Your task:
Reproduce each item below verbatim, keeping every line and bounding box intact but omitting the pictures.

Extracted material:
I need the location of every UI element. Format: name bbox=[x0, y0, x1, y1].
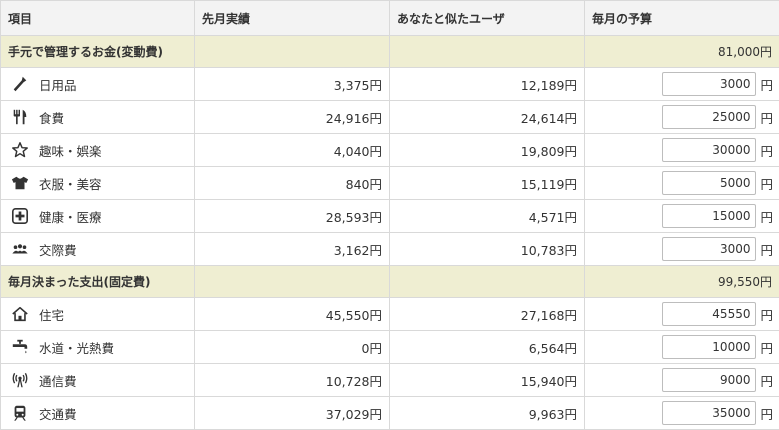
budget-input[interactable] bbox=[662, 237, 757, 261]
column-header-last-month: 先月実績 bbox=[194, 0, 390, 36]
unit-label: 円 bbox=[760, 176, 773, 192]
section-row-fixed: 毎月決まった支出(固定費) 99,550円 bbox=[0, 265, 779, 298]
medical-cross-icon bbox=[10, 206, 30, 226]
category-label: 交際費 bbox=[39, 242, 77, 258]
unit-label: 円 bbox=[760, 373, 773, 389]
similar-users-value: 12,189円 bbox=[389, 67, 585, 101]
similar-users-value: 19,809円 bbox=[389, 133, 585, 167]
fork-knife-icon bbox=[10, 107, 30, 127]
budget-input[interactable] bbox=[662, 204, 757, 228]
train-icon bbox=[10, 403, 30, 423]
faucet-icon bbox=[10, 337, 30, 357]
last-month-value: 0円 bbox=[194, 330, 390, 364]
category-label: 通信費 bbox=[39, 373, 77, 389]
unit-label: 円 bbox=[760, 340, 773, 356]
similar-users-value: 10,783円 bbox=[389, 232, 585, 266]
table-row: 健康・医療 28,593円 4,571円 円 bbox=[0, 199, 779, 233]
budget-input[interactable] bbox=[662, 335, 757, 359]
house-icon bbox=[10, 304, 30, 324]
category-label: 交通費 bbox=[39, 406, 77, 422]
budget-input[interactable] bbox=[662, 368, 757, 392]
category-label: 水道・光熱費 bbox=[39, 340, 115, 356]
budget-input[interactable] bbox=[662, 171, 757, 195]
similar-users-value: 15,119円 bbox=[389, 166, 585, 200]
section-total: 99,550円 bbox=[584, 265, 779, 298]
budget-input[interactable] bbox=[662, 302, 757, 326]
budget-table: 項目 先月実績 あなたと似たユーザ 毎月の予算 手元で管理するお金(変動費) 8… bbox=[0, 0, 779, 430]
column-header-item: 項目 bbox=[0, 0, 195, 36]
star-icon bbox=[10, 140, 30, 160]
last-month-value: 45,550円 bbox=[194, 297, 390, 331]
category-label: 健康・医療 bbox=[39, 209, 102, 225]
unit-label: 円 bbox=[760, 77, 773, 93]
table-row: 通信費 10,728円 15,940円 円 bbox=[0, 363, 779, 397]
shirt-icon bbox=[10, 173, 30, 193]
category-label: 食費 bbox=[39, 110, 65, 126]
table-header-row: 項目 先月実績 あなたと似たユーザ 毎月の予算 bbox=[0, 0, 779, 36]
budget-input[interactable] bbox=[662, 72, 757, 96]
last-month-value: 37,029円 bbox=[194, 396, 390, 430]
budget-input[interactable] bbox=[662, 401, 757, 425]
unit-label: 円 bbox=[760, 242, 773, 258]
budget-input[interactable] bbox=[662, 138, 757, 162]
last-month-value: 10,728円 bbox=[194, 363, 390, 397]
category-label: 日用品 bbox=[39, 77, 77, 93]
unit-label: 円 bbox=[760, 209, 773, 225]
last-month-value: 28,593円 bbox=[194, 199, 390, 233]
table-row: 水道・光熱費 0円 6,564円 円 bbox=[0, 330, 779, 364]
similar-users-value: 9,963円 bbox=[389, 396, 585, 430]
table-row: 日用品 3,375円 12,189円 円 bbox=[0, 67, 779, 101]
section-title: 手元で管理するお金(変動費) bbox=[0, 35, 195, 68]
unit-label: 円 bbox=[760, 406, 773, 422]
table-row: 交際費 3,162円 10,783円 円 bbox=[0, 232, 779, 266]
section-total: 81,000円 bbox=[584, 35, 779, 68]
table-row: 衣服・美容 840円 15,119円 円 bbox=[0, 166, 779, 200]
last-month-value: 3,162円 bbox=[194, 232, 390, 266]
column-header-similar-users: あなたと似たユーザ bbox=[389, 0, 585, 36]
last-month-value: 840円 bbox=[194, 166, 390, 200]
similar-users-value: 24,614円 bbox=[389, 100, 585, 134]
last-month-value: 4,040円 bbox=[194, 133, 390, 167]
similar-users-value: 27,168円 bbox=[389, 297, 585, 331]
budget-input[interactable] bbox=[662, 105, 757, 129]
table-row: 住宅 45,550円 27,168円 円 bbox=[0, 297, 779, 331]
column-header-monthly-budget: 毎月の予算 bbox=[584, 0, 779, 36]
table-row: 食費 24,916円 24,614円 円 bbox=[0, 100, 779, 134]
similar-users-value: 6,564円 bbox=[389, 330, 585, 364]
people-icon bbox=[10, 239, 30, 259]
last-month-value: 24,916円 bbox=[194, 100, 390, 134]
section-title: 毎月決まった支出(固定費) bbox=[0, 265, 195, 298]
tool-icon bbox=[10, 74, 30, 94]
category-label: 衣服・美容 bbox=[39, 176, 102, 192]
unit-label: 円 bbox=[760, 110, 773, 126]
similar-users-value: 4,571円 bbox=[389, 199, 585, 233]
unit-label: 円 bbox=[760, 307, 773, 323]
section-row-variable: 手元で管理するお金(変動費) 81,000円 bbox=[0, 35, 779, 68]
category-label: 趣味・娯楽 bbox=[39, 143, 102, 159]
unit-label: 円 bbox=[760, 143, 773, 159]
table-row: 趣味・娯楽 4,040円 19,809円 円 bbox=[0, 133, 779, 167]
antenna-icon bbox=[10, 370, 30, 390]
category-label: 住宅 bbox=[39, 307, 65, 323]
table-row: 交通費 37,029円 9,963円 円 bbox=[0, 396, 779, 430]
last-month-value: 3,375円 bbox=[194, 67, 390, 101]
similar-users-value: 15,940円 bbox=[389, 363, 585, 397]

Complete response:
I need the location of every UI element. Format: name bbox=[x0, y0, x1, y1].
budget-input[interactable] bbox=[662, 237, 757, 261]
column-header-last-month: 先月実績 bbox=[194, 0, 390, 36]
unit-label: 円 bbox=[760, 176, 773, 192]
section-row-fixed: 毎月決まった支出(固定費) 99,550円 bbox=[0, 265, 779, 298]
medical-cross-icon bbox=[10, 206, 30, 226]
category-label: 交際費 bbox=[39, 242, 77, 258]
unit-label: 円 bbox=[760, 373, 773, 389]
similar-users-value: 12,189円 bbox=[389, 67, 585, 101]
similar-users-value: 19,809円 bbox=[389, 133, 585, 167]
fork-knife-icon bbox=[10, 107, 30, 127]
budget-input[interactable] bbox=[662, 204, 757, 228]
train-icon bbox=[10, 403, 30, 423]
faucet-icon bbox=[10, 337, 30, 357]
last-month-value: 0円 bbox=[194, 330, 390, 364]
category-label: 通信費 bbox=[39, 373, 77, 389]
unit-label: 円 bbox=[760, 340, 773, 356]
similar-users-value: 10,783円 bbox=[389, 232, 585, 266]
table-row: 健康・医療 28,593円 4,571円 円 bbox=[0, 199, 779, 233]
budget-input[interactable] bbox=[662, 335, 757, 359]
house-icon bbox=[10, 304, 30, 324]
category-label: 交通費 bbox=[39, 406, 77, 422]
budget-input[interactable] bbox=[662, 368, 757, 392]
category-label: 水道・光熱費 bbox=[39, 340, 115, 356]
budget-input[interactable] bbox=[662, 171, 757, 195]
similar-users-value: 15,119円 bbox=[389, 166, 585, 200]
section-total: 99,550円 bbox=[584, 265, 779, 298]
budget-input[interactable] bbox=[662, 302, 757, 326]
budget-table: 項目 先月実績 あなたと似たユーザ 毎月の予算 手元で管理するお金(変動費) 8… bbox=[0, 0, 779, 430]
column-header-item: 項目 bbox=[0, 0, 195, 36]
star-icon bbox=[10, 140, 30, 160]
last-month-value: 45,550円 bbox=[194, 297, 390, 331]
category-label: 健康・医療 bbox=[39, 209, 102, 225]
unit-label: 円 bbox=[760, 77, 773, 93]
table-row: 通信費 10,728円 15,940円 円 bbox=[0, 363, 779, 397]
shirt-icon bbox=[10, 173, 30, 193]
category-label: 食費 bbox=[39, 110, 65, 126]
table-header-row: 項目 先月実績 あなたと似たユーザ 毎月の予算 bbox=[0, 0, 779, 36]
budget-input[interactable] bbox=[662, 72, 757, 96]
last-month-value: 37,029円 bbox=[194, 396, 390, 430]
budget-input[interactable] bbox=[662, 401, 757, 425]
unit-label: 円 bbox=[760, 242, 773, 258]
budget-input[interactable] bbox=[662, 138, 757, 162]
last-month-value: 10,728円 bbox=[194, 363, 390, 397]
category-label: 日用品 bbox=[39, 77, 77, 93]
unit-label: 円 bbox=[760, 209, 773, 225]
last-month-value: 28,593円 bbox=[194, 199, 390, 233]
table-row: 水道・光熱費 0円 6,564円 円 bbox=[0, 330, 779, 364]
similar-users-value: 9,963円 bbox=[389, 396, 585, 430]
table-row: 日用品 3,375円 12,189円 円 bbox=[0, 67, 779, 101]
section-title: 手元で管理するお金(変動費) bbox=[0, 35, 195, 68]
unit-label: 円 bbox=[760, 406, 773, 422]
table-row: 交際費 3,162円 10,783円 円 bbox=[0, 232, 779, 266]
section-total: 81,000円 bbox=[584, 35, 779, 68]
table-row: 衣服・美容 840円 15,119円 円 bbox=[0, 166, 779, 200]
last-month-value: 3,162円 bbox=[194, 232, 390, 266]
column-header-similar-users: あなたと似たユーザ bbox=[389, 0, 585, 36]
last-month-value: 840円 bbox=[194, 166, 390, 200]
similar-users-value: 24,614円 bbox=[389, 100, 585, 134]
last-month-value: 4,040円 bbox=[194, 133, 390, 167]
similar-users-value: 27,168円 bbox=[389, 297, 585, 331]
budget-input[interactable] bbox=[662, 105, 757, 129]
table-row: 住宅 45,550円 27,168円 円 bbox=[0, 297, 779, 331]
column-header-monthly-budget: 毎月の予算 bbox=[584, 0, 779, 36]
table-row: 食費 24,916円 24,614円 円 bbox=[0, 100, 779, 134]
similar-users-value: 6,564円 bbox=[389, 330, 585, 364]
people-icon bbox=[10, 239, 30, 259]
last-month-value: 24,916円 bbox=[194, 100, 390, 134]
section-title: 毎月決まった支出(固定費) bbox=[0, 265, 195, 298]
tool-icon bbox=[10, 74, 30, 94]
category-label: 衣服・美容 bbox=[39, 176, 102, 192]
unit-label: 円 bbox=[760, 110, 773, 126]
similar-users-value: 4,571円 bbox=[389, 199, 585, 233]
unit-label: 円 bbox=[760, 307, 773, 323]
section-row-variable: 手元で管理するお金(変動費) 81,000円 bbox=[0, 35, 779, 68]
category-label: 趣味・娯楽 bbox=[39, 143, 102, 159]
unit-label: 円 bbox=[760, 143, 773, 159]
table-row: 趣味・娯楽 4,040円 19,809円 円 bbox=[0, 133, 779, 167]
antenna-icon bbox=[10, 370, 30, 390]
category-label: 住宅 bbox=[39, 307, 65, 323]
table-row: 交通費 37,029円 9,963円 円 bbox=[0, 396, 779, 430]
last-month-value: 3,375円 bbox=[194, 67, 390, 101]
similar-users-value: 15,940円 bbox=[389, 363, 585, 397]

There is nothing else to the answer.